EXERCISE TASK. Extract each line bearing the word "described".

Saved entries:

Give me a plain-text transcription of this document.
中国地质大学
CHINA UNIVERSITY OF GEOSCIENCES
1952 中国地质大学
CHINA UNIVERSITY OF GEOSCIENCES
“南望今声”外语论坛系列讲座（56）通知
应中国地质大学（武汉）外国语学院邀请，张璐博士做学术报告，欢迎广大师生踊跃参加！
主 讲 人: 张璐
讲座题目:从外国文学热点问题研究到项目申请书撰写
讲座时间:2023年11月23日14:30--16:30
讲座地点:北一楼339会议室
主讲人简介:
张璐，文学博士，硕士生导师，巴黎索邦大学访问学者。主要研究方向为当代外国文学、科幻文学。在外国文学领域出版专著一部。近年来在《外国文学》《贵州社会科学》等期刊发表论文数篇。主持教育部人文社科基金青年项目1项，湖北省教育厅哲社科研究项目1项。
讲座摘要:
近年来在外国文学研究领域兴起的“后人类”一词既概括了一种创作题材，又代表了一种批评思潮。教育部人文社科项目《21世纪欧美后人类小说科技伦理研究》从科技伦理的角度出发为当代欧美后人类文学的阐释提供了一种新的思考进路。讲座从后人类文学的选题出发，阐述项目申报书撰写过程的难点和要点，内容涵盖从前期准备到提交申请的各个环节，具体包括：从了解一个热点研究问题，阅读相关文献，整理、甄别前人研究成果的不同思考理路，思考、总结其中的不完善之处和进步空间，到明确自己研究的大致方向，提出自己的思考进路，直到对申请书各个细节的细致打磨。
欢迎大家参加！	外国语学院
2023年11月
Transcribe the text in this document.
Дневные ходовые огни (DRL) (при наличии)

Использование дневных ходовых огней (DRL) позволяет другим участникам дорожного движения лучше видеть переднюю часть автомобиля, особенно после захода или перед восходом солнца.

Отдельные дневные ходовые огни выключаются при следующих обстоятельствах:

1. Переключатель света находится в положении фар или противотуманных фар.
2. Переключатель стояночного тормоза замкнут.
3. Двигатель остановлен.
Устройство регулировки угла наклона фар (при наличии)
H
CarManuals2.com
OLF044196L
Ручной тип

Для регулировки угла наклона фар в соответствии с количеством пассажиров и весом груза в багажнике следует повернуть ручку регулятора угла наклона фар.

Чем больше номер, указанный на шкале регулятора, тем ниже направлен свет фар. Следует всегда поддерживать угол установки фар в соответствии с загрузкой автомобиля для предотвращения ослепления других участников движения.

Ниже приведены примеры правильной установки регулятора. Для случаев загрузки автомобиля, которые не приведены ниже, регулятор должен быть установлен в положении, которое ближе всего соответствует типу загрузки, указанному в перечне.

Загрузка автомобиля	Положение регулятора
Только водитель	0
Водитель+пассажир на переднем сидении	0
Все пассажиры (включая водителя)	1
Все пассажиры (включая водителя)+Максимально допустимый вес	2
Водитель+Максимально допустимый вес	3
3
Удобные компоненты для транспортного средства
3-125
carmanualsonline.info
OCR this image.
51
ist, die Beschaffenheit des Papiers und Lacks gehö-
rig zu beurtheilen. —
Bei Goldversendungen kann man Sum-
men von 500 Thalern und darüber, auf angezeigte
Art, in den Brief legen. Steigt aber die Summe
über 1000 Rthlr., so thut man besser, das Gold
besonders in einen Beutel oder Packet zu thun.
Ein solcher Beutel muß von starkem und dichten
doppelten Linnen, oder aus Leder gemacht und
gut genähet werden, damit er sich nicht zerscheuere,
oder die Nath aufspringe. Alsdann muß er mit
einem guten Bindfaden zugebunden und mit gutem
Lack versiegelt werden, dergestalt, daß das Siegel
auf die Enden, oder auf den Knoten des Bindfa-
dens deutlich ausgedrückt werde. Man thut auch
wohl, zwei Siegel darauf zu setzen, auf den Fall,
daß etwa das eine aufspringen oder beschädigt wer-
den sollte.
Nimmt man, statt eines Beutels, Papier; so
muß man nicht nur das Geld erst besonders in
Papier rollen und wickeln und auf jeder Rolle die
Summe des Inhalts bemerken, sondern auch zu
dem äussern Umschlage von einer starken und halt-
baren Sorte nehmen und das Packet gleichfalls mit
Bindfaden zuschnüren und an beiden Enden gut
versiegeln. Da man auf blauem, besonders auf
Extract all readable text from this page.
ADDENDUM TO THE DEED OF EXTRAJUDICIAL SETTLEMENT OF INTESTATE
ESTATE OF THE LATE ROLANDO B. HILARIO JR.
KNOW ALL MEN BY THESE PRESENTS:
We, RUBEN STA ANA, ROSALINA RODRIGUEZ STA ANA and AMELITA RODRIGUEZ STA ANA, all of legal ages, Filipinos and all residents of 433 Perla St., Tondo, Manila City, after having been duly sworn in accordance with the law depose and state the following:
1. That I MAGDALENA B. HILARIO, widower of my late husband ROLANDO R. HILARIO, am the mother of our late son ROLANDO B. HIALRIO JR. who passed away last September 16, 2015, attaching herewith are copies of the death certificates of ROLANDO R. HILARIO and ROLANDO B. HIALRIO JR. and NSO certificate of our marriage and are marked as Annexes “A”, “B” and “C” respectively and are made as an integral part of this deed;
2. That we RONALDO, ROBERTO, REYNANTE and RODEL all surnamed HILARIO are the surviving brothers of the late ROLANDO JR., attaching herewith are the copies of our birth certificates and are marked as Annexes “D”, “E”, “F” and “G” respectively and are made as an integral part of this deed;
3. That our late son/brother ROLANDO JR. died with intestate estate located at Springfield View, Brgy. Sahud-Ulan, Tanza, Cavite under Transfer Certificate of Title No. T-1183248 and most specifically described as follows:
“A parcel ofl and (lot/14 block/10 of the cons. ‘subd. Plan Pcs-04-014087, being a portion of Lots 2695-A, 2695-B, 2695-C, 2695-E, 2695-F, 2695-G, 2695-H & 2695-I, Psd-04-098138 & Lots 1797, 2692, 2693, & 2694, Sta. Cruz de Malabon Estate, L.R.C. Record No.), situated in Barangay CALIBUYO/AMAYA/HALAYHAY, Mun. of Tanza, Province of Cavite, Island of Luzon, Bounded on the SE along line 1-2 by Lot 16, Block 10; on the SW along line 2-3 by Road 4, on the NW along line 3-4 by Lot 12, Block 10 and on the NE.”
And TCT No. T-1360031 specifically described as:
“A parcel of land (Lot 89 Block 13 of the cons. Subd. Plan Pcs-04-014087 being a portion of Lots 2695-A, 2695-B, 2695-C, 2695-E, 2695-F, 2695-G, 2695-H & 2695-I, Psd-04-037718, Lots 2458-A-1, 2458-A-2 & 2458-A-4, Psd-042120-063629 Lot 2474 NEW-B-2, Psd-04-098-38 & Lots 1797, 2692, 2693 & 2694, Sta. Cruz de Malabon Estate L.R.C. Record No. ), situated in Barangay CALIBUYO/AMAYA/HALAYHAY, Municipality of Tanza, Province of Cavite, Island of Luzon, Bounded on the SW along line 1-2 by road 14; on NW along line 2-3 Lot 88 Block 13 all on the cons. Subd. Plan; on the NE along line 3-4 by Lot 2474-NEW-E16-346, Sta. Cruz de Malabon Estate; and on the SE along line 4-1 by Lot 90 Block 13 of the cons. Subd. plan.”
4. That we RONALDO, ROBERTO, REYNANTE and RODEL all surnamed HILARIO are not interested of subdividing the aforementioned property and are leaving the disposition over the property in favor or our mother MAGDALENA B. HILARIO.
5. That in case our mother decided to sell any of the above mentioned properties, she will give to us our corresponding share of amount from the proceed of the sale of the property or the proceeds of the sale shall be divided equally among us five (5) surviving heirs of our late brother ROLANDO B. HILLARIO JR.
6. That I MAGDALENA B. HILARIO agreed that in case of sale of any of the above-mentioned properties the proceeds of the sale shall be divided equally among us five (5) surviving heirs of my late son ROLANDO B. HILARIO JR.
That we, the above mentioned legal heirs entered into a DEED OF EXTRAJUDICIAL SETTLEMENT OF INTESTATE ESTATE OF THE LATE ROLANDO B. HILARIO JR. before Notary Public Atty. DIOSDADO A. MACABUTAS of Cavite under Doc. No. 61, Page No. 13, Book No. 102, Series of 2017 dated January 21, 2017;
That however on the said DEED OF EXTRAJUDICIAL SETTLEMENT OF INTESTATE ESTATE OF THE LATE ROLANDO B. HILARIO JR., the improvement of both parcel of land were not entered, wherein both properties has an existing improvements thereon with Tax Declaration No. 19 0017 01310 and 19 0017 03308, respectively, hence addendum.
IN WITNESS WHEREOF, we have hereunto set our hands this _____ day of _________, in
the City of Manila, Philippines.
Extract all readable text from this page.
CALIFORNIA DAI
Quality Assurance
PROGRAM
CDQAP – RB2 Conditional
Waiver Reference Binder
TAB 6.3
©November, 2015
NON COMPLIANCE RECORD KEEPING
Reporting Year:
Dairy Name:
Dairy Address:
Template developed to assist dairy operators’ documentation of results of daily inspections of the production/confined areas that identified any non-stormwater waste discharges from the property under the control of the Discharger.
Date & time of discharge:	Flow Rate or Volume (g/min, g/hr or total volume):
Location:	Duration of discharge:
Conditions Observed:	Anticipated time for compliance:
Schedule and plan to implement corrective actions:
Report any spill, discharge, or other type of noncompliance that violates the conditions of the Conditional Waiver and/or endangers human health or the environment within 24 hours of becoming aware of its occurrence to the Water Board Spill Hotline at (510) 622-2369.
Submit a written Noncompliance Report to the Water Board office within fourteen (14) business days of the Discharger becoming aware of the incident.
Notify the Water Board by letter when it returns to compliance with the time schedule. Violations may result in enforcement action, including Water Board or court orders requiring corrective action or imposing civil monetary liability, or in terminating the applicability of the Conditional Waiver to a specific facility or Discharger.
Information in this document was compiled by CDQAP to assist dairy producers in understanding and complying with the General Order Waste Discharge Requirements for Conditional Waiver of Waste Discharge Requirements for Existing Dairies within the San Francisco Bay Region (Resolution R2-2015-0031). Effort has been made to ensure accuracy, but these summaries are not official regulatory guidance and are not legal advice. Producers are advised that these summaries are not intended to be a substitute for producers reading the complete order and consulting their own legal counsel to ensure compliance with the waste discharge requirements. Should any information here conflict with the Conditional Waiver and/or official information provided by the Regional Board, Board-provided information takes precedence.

EXERCISE RESPONSE.
3. That our late son/brother ROLANDO JR. died with intestate estate located at Springfield View, Brgy. Sahud-Ulan, Tanza, Cavite under Transfer Certificate of Title No. T-1183248 and most specifically described as follows:
And TCT No. T-1360031 specifically described as:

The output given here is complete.